_Source data_
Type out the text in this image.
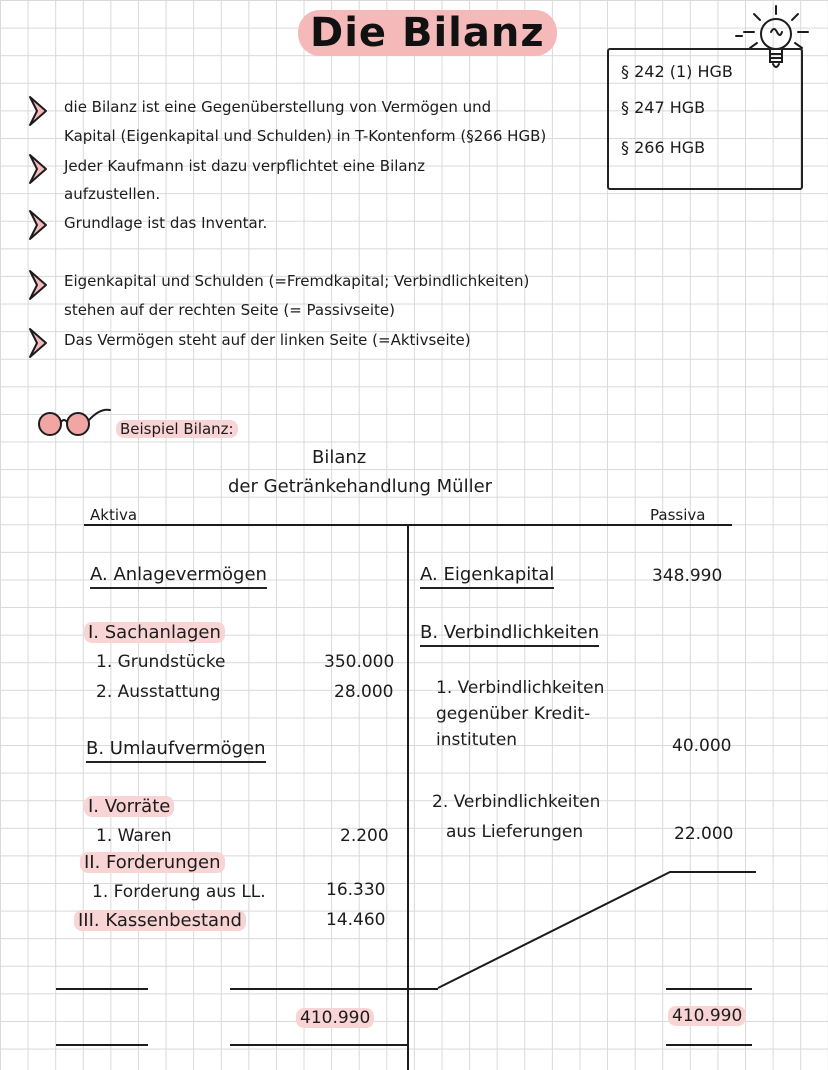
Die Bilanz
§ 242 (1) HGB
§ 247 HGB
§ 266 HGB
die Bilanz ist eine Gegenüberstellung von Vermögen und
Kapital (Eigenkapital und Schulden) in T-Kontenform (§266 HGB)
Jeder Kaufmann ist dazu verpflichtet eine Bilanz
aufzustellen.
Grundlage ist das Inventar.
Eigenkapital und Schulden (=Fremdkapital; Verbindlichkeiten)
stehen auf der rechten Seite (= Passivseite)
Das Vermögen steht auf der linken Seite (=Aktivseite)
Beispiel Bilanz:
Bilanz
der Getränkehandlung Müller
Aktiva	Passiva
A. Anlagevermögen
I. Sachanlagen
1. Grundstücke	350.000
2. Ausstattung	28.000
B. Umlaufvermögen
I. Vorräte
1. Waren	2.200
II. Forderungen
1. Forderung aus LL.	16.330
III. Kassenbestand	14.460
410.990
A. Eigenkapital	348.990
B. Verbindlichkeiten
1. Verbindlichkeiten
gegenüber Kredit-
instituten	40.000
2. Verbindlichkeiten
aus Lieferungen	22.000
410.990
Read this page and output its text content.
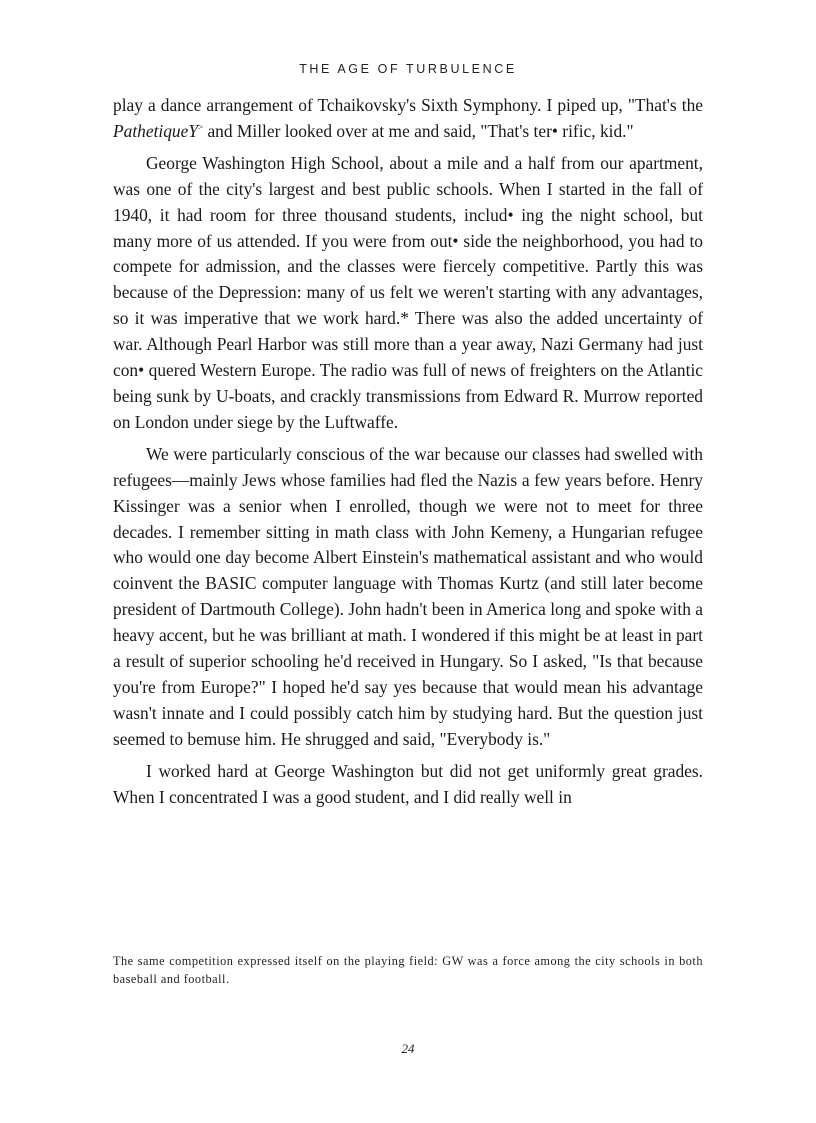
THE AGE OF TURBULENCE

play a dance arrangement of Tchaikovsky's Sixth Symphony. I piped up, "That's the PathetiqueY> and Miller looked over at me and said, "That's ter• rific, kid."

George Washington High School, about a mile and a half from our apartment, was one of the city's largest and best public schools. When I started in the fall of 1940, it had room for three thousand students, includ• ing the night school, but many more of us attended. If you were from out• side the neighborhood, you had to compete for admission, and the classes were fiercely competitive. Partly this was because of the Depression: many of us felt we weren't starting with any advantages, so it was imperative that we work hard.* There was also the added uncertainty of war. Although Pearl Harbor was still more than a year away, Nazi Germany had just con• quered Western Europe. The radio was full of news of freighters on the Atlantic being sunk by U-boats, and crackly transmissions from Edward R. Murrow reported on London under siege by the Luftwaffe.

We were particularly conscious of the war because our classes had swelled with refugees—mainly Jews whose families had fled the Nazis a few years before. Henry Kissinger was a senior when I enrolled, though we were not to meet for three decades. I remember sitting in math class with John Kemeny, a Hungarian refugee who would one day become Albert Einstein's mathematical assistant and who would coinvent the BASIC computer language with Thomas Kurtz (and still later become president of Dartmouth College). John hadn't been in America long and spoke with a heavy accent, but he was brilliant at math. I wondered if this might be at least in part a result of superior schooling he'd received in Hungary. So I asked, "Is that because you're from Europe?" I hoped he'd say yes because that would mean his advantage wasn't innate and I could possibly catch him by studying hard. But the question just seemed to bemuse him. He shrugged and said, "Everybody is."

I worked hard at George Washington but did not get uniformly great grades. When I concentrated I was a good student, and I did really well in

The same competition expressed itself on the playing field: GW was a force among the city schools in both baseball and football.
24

_What to work on_
Copy the listing over exactly, skipping the pictures it holds.

_Problem solution_
Type out the text in this image.
Die Bilanz
§ 242 (1) HGB
§ 247 HGB
§ 266 HGB
die Bilanz ist eine Gegenüberstellung von Vermögen und
Kapital (Eigenkapital und Schulden) in T-Kontenform (§266 HGB)
Jeder Kaufmann ist dazu verpflichtet eine Bilanz
aufzustellen.
Grundlage ist das Inventar.
Eigenkapital und Schulden (=Fremdkapital; Verbindlichkeiten)
stehen auf der rechten Seite (= Passivseite)
Das Vermögen steht auf der linken Seite (=Aktivseite)
Beispiel Bilanz:
Bilanz
der Getränkehandlung Müller
Aktiva	Passiva
A. Anlagevermögen
I. Sachanlagen
1. Grundstücke	350.000
2. Ausstattung	28.000
B. Umlaufvermögen
I. Vorräte
1. Waren	2.200
II. Forderungen
1. Forderung aus LL.	16.330
III. Kassenbestand	14.460
410.990
A. Eigenkapital	348.990
B. Verbindlichkeiten
1. Verbindlichkeiten
gegenüber Kredit-
instituten	40.000
2. Verbindlichkeiten
aus Lieferungen	22.000
410.990
Read this page and output its text content.
THE AGE OF TURBULENCE

play a dance arrangement of Tchaikovsky's Sixth Symphony. I piped up, "That's the PathetiqueY> and Miller looked over at me and said, "That's ter• rific, kid."

George Washington High School, about a mile and a half from our apartment, was one of the city's largest and best public schools. When I started in the fall of 1940, it had room for three thousand students, includ• ing the night school, but many more of us attended. If you were from out• side the neighborhood, you had to compete for admission, and the classes were fiercely competitive. Partly this was because of the Depression: many of us felt we weren't starting with any advantages, so it was imperative that we work hard.* There was also the added uncertainty of war. Although Pearl Harbor was still more than a year away, Nazi Germany had just con• quered Western Europe. The radio was full of news of freighters on the Atlantic being sunk by U-boats, and crackly transmissions from Edward R. Murrow reported on London under siege by the Luftwaffe.

We were particularly conscious of the war because our classes had swelled with refugees—mainly Jews whose families had fled the Nazis a few years before. Henry Kissinger was a senior when I enrolled, though we were not to meet for three decades. I remember sitting in math class with John Kemeny, a Hungarian refugee who would one day become Albert Einstein's mathematical assistant and who would coinvent the BASIC computer language with Thomas Kurtz (and still later become president of Dartmouth College). John hadn't been in America long and spoke with a heavy accent, but he was brilliant at math. I wondered if this might be at least in part a result of superior schooling he'd received in Hungary. So I asked, "Is that because you're from Europe?" I hoped he'd say yes because that would mean his advantage wasn't innate and I could possibly catch him by studying hard. But the question just seemed to bemuse him. He shrugged and said, "Everybody is."

I worked hard at George Washington but did not get uniformly great grades. When I concentrated I was a good student, and I did really well in

The same competition expressed itself on the playing field: GW was a force among the city schools in both baseball and football.
24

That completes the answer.